- WRITTEN TASK -
Return only the count of lines in which the word "screenshot" appears.

— Start MATERIAL FOR THE TASK —

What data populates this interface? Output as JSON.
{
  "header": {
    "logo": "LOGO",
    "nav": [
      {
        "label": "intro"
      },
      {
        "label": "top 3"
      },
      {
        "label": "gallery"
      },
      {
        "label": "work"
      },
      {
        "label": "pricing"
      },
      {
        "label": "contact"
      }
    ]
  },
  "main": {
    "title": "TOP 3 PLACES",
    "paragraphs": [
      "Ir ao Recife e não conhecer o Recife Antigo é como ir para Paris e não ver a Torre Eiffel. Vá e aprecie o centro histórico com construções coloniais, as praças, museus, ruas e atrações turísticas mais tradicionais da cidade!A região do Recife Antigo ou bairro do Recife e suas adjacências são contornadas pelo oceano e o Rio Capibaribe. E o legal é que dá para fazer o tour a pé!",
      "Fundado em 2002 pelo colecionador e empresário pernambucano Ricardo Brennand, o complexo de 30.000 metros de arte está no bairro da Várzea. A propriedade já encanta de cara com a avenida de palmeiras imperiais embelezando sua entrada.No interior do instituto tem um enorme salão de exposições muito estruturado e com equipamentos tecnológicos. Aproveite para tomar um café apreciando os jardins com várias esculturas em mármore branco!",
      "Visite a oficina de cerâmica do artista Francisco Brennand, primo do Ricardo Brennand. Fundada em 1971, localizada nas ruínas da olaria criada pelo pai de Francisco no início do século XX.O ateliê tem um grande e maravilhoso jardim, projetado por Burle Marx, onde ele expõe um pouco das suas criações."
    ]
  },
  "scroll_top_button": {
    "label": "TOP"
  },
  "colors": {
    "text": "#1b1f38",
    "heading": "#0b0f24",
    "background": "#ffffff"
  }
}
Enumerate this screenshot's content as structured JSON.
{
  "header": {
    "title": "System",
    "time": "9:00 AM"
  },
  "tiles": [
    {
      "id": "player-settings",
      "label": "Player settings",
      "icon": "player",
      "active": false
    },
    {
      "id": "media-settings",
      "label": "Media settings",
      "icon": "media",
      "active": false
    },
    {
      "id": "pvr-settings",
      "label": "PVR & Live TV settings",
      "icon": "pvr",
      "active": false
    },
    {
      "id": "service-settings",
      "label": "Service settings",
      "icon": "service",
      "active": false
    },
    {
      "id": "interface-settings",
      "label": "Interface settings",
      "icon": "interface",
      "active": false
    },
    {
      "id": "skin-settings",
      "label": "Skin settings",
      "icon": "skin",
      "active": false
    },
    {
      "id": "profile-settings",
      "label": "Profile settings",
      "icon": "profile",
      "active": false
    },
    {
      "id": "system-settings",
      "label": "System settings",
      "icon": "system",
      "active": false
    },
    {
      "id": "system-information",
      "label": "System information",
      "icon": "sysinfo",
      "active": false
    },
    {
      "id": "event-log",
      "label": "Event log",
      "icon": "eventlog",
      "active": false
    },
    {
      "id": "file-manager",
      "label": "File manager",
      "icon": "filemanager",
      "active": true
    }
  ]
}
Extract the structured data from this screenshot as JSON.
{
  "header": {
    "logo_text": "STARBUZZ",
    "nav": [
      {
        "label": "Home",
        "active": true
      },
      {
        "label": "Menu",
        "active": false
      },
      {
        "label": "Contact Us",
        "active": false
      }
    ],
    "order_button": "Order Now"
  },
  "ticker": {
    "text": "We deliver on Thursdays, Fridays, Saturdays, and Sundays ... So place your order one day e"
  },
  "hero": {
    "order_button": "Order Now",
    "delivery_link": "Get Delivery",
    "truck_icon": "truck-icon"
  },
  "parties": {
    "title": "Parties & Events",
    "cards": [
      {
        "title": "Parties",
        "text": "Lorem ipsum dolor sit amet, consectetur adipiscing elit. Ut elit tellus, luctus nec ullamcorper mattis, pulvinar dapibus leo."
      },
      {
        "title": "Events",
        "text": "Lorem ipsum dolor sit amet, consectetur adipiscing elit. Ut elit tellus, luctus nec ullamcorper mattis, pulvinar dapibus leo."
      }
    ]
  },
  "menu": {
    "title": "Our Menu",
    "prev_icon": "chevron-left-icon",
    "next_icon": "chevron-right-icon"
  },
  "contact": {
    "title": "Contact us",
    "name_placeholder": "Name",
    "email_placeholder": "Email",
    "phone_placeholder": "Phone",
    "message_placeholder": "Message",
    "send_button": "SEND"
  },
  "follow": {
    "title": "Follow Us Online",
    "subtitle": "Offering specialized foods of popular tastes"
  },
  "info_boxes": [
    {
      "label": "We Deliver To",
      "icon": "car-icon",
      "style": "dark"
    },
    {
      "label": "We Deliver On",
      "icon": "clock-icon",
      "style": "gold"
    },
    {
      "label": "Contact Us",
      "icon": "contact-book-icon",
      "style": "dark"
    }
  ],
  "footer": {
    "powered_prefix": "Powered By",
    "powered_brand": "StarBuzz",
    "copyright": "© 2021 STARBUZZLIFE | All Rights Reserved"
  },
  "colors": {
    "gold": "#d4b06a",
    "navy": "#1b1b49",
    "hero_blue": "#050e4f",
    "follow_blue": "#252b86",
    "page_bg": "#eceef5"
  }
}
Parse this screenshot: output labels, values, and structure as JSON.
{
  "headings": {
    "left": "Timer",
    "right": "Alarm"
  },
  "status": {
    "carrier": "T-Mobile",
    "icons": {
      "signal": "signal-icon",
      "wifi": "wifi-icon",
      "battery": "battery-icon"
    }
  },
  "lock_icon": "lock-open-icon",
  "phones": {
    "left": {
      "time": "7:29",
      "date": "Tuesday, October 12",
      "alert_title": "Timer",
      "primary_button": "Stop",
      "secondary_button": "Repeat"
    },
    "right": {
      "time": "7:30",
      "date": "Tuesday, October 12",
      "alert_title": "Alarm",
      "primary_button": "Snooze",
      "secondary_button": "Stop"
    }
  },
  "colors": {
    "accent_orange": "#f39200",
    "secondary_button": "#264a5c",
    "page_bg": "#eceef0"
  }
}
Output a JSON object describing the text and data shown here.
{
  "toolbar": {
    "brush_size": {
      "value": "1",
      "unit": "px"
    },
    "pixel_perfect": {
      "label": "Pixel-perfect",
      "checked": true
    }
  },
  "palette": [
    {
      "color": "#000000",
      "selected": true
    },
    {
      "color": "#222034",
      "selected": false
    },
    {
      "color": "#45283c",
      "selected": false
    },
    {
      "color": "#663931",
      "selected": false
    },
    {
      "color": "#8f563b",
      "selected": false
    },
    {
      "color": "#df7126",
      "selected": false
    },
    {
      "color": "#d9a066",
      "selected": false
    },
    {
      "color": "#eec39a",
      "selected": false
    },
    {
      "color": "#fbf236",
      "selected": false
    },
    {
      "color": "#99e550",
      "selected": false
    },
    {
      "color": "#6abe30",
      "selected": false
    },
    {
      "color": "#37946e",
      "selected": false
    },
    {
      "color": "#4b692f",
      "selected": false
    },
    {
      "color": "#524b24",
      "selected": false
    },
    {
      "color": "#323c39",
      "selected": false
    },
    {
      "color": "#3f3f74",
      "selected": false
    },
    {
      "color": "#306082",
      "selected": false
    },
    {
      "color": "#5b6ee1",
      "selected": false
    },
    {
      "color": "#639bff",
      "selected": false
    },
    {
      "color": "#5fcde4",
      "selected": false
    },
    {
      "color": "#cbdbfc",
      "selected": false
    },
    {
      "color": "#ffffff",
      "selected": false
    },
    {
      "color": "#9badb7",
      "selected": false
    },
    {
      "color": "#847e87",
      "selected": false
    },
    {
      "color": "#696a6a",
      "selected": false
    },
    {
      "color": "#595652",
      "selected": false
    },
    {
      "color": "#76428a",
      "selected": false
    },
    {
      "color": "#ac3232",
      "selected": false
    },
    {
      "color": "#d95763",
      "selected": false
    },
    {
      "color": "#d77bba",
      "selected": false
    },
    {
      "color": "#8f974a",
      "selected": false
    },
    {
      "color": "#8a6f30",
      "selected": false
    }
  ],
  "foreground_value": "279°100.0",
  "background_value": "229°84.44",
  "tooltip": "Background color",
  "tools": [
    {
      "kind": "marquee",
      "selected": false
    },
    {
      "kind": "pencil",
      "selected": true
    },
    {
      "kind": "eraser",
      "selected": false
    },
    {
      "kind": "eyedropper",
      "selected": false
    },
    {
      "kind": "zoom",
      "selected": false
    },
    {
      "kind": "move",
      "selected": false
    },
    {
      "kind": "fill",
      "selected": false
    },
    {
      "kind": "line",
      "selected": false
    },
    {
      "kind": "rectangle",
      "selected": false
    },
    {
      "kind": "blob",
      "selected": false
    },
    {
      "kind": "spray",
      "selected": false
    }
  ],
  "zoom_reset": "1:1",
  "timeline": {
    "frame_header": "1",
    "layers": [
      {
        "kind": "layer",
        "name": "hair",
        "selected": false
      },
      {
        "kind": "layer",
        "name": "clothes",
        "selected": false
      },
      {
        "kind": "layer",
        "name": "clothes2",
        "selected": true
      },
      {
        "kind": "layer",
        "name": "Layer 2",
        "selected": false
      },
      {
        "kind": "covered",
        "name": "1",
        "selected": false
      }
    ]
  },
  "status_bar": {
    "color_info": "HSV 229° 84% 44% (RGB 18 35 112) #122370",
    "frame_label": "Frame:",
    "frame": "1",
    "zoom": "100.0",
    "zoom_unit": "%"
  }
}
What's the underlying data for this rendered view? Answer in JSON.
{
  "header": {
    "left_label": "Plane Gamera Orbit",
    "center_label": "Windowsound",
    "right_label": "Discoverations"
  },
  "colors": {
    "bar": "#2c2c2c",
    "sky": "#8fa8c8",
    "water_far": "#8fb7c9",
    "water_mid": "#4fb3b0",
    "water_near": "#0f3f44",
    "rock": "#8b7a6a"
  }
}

— End MATERIAL FOR THE TASK —

- PROBLEM SOLUTION -
3